-- Begin PROVIDED TEXT --

The Glittering Court - Richelle Mead

Oh dear. I did not like this book much at all. This will be a ranty, spoilery review. Spoilers will be hidden.

 

I read a few reviews and saw a number of tweets of various bloggers and reviewers I follow who were expressing concerns over certain topics in the novel. Sometimes I listen to these and don't bother reading the book, but in this case, since my pre order had already been dispatched. (I ordered a kindle and a paperback and then the paperback at the book depository was out of stock so I tried to cancel, after I thought I cancelled they dispatched a hardcover, so I got a hardcover for the price of a paperback. And a kindle copy. Oh well. I will most likely donating the hardcover somewhere.)

-- End PROVIDED TEXT --

# EXERCISES TO COMPLETE:
#1 In the review of The Glittering Court, what format did the reviewer end up receiving for the price of a paperback?
#2 Extend the review of The Glittering Court, starting after its final sentence.

-- Begin MATERIAL SUPPLIED --

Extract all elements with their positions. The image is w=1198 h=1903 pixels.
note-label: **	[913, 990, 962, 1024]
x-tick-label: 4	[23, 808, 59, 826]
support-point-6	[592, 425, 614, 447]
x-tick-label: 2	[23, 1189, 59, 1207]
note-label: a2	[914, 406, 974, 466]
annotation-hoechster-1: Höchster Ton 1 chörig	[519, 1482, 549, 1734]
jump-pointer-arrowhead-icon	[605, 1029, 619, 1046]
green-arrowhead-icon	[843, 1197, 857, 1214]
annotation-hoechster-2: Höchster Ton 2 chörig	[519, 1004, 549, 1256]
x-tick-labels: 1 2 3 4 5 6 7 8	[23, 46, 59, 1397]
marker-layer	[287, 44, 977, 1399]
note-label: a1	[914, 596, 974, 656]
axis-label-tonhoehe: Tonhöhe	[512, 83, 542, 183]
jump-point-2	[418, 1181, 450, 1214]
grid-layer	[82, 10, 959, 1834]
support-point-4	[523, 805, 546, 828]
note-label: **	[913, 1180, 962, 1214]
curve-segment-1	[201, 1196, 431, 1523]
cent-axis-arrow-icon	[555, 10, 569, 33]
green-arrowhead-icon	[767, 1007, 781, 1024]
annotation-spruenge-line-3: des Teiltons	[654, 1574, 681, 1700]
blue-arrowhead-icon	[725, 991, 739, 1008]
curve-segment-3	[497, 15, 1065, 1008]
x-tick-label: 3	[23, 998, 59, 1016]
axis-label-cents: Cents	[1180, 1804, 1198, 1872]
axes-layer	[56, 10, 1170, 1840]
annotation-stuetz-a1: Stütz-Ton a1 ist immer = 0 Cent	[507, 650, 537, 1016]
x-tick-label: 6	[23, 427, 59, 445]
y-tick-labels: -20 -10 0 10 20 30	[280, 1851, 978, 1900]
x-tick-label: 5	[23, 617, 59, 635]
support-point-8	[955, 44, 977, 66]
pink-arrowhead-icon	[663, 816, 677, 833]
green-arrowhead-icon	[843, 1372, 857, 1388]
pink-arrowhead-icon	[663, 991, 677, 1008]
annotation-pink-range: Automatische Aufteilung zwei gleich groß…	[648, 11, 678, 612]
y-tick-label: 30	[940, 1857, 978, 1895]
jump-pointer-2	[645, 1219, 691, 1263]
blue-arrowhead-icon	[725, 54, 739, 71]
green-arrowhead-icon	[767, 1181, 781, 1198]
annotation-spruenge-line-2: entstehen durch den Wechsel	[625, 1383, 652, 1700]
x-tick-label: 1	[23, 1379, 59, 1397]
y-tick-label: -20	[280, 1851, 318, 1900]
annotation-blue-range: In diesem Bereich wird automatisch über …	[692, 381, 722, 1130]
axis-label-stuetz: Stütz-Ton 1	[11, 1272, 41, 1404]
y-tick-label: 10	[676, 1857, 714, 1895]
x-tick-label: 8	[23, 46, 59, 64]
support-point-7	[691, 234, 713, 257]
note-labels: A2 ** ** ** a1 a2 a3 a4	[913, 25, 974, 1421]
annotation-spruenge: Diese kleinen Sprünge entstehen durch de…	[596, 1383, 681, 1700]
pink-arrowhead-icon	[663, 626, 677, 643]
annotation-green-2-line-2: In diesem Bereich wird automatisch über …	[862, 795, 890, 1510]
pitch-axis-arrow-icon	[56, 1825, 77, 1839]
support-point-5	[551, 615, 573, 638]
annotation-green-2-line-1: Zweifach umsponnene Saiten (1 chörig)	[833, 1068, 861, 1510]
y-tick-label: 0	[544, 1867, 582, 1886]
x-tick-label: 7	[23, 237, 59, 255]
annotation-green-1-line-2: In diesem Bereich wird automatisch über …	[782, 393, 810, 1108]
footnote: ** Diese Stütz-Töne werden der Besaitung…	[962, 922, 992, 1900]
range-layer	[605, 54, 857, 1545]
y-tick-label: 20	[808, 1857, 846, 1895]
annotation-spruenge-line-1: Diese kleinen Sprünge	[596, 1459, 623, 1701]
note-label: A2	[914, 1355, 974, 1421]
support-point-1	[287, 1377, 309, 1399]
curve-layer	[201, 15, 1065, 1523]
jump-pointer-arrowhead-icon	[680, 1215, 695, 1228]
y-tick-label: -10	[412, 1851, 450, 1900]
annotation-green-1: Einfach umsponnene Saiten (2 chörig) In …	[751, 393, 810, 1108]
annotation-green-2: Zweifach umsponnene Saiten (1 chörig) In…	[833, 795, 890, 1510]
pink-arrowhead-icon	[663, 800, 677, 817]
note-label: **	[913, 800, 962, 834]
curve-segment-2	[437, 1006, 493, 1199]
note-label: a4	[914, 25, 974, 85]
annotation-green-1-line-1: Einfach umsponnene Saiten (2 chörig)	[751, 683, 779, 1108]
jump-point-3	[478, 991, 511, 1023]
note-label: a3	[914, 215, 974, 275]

-- End MATERIAL SUPPLIED --
-- Begin MATERIAL SUPPLIED --

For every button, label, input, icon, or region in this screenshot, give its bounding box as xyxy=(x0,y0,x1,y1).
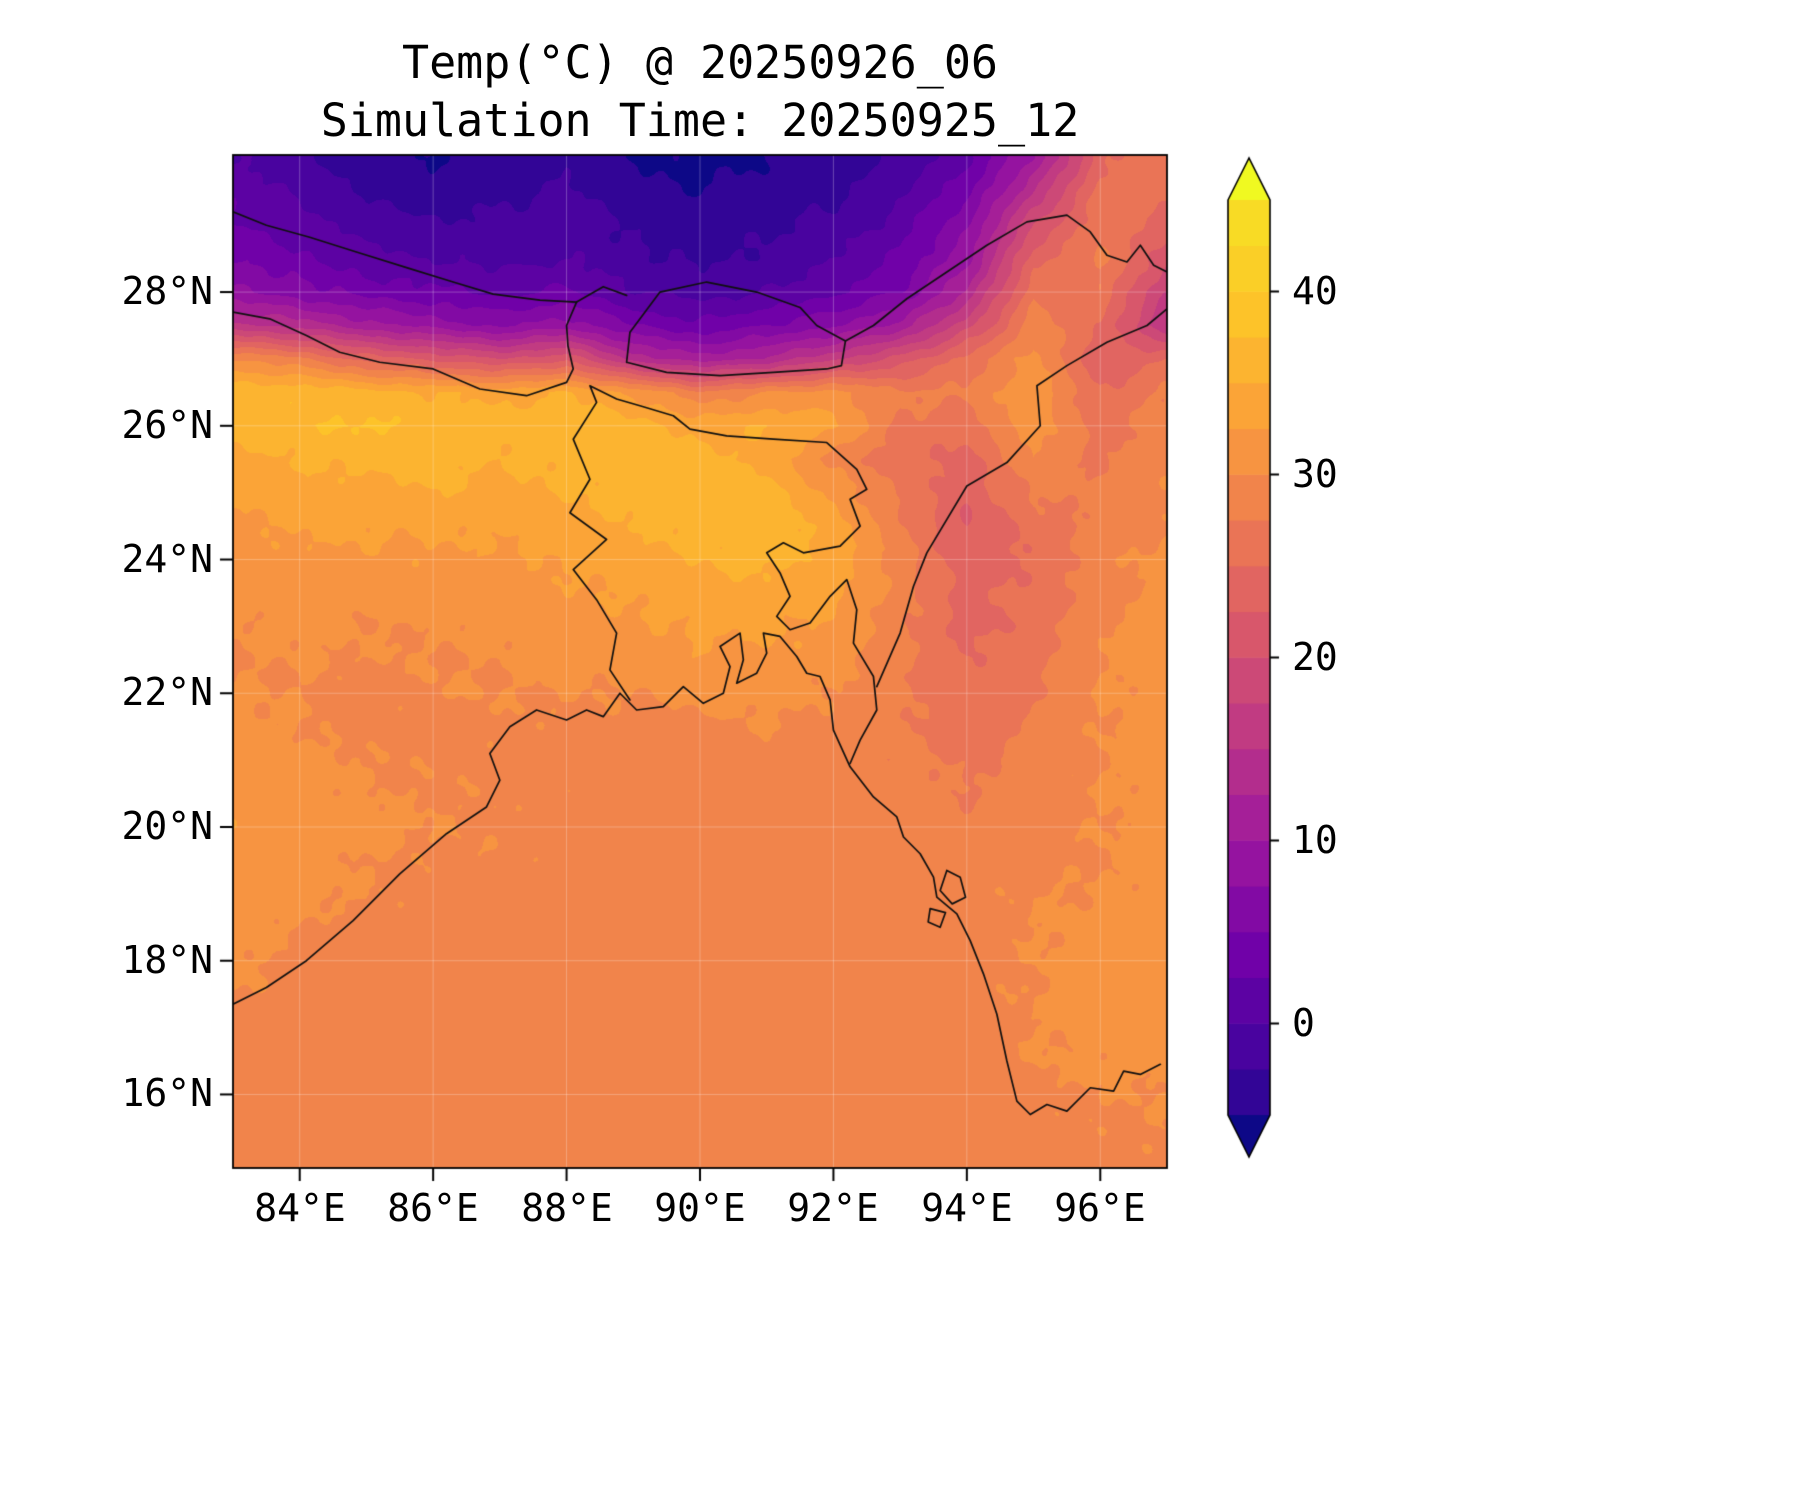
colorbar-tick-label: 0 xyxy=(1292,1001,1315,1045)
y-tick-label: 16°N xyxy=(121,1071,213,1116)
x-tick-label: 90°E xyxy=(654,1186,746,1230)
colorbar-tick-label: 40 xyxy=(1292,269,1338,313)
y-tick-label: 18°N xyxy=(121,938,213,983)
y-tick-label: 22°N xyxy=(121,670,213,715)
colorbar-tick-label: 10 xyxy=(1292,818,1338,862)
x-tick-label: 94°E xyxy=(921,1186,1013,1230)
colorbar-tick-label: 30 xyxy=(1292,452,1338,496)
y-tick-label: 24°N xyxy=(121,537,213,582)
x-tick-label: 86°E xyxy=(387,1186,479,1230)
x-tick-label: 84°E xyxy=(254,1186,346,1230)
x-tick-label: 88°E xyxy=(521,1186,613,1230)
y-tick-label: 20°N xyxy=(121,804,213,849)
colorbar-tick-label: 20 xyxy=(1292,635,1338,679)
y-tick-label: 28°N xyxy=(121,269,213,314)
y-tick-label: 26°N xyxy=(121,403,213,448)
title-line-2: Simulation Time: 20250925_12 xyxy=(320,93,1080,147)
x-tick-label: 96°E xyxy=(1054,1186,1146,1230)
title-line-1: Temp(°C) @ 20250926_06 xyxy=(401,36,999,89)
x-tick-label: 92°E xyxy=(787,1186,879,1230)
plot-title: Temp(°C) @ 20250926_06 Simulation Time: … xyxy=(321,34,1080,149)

-- End MATERIAL SUPPLIED --
-- Begin MATERIAL SUPPLIED --

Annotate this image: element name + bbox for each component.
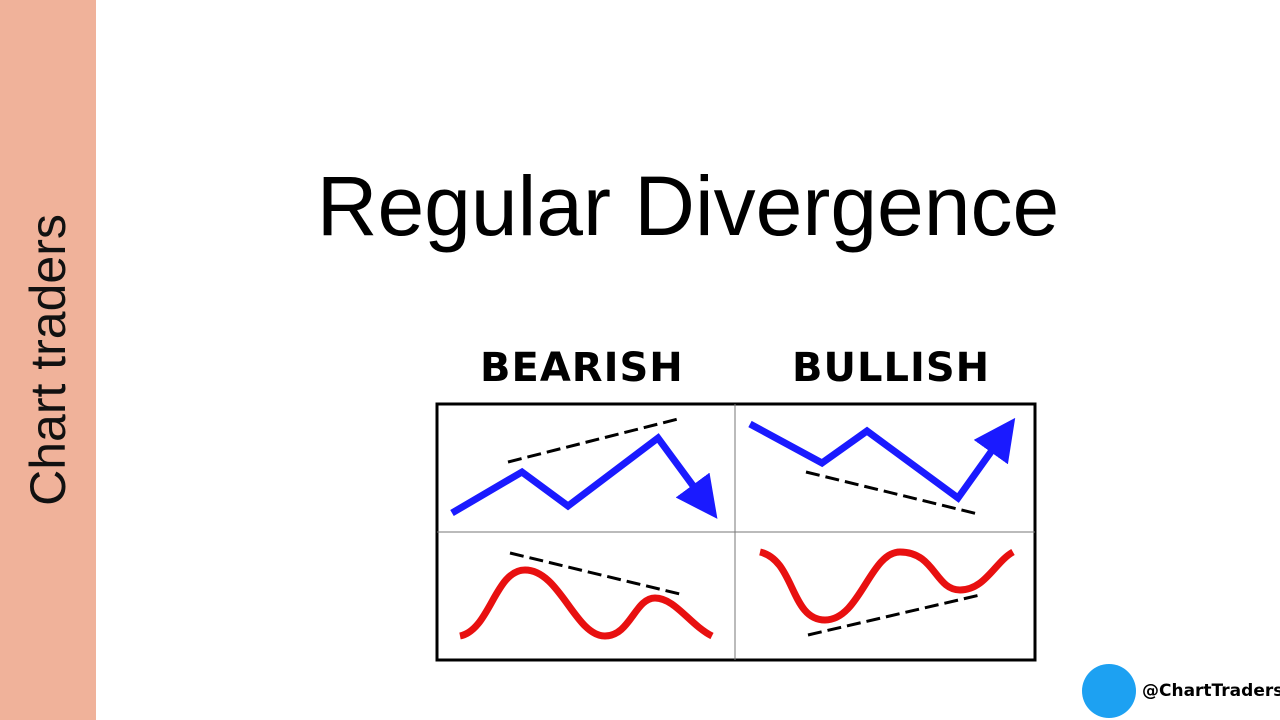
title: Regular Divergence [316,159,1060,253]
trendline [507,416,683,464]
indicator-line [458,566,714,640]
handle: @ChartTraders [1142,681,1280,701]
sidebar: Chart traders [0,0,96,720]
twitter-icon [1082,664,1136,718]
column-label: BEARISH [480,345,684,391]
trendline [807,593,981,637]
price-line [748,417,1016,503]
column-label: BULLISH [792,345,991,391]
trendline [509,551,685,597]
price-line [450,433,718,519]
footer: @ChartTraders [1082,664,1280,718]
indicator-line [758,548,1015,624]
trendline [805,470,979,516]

-- End MATERIAL SUPPLIED --

# THE REPLIES:
#1 A hardcover.

#2
I disliked the attitude of the main character right off. The other thing I disliked fairly quickly was that this is supposed to be a fantasy in a made up world, I'm sure I've read "inspired" by our own history. It's identical with made up names! It's so obvious Osfred (London) Adoria (America) the closeness to our actual history was too much to suspend disbelief. And I really detested the idea of the "uncultured" Adorian lands until the people of Osfred or conquered and drove out the "savages". The native people have been living there for however many years and (presumably) living the way they have until someone else shoves them aside as "uncultured" because their ways are different. The constant use of "savages" really pissed me off.

 

As for the actual story itself – our heroine’s story begins with her family being in financial strait to where she has to agree to an arranged marriage (as is the custom of the nobels) to save their name and what’s left of their fortune. She’s not thrilled. Fair enough, you can kind of understand where she’s coming from there. The dude is her cousin too. So extra icky. The household is disbanding and one of the maids left over is offered an opportunity for something called the Glittering Court. Our heroine overhears this and winds up manipulating things so she takes the maid’s identity and goes off to escape to the Glittering Court.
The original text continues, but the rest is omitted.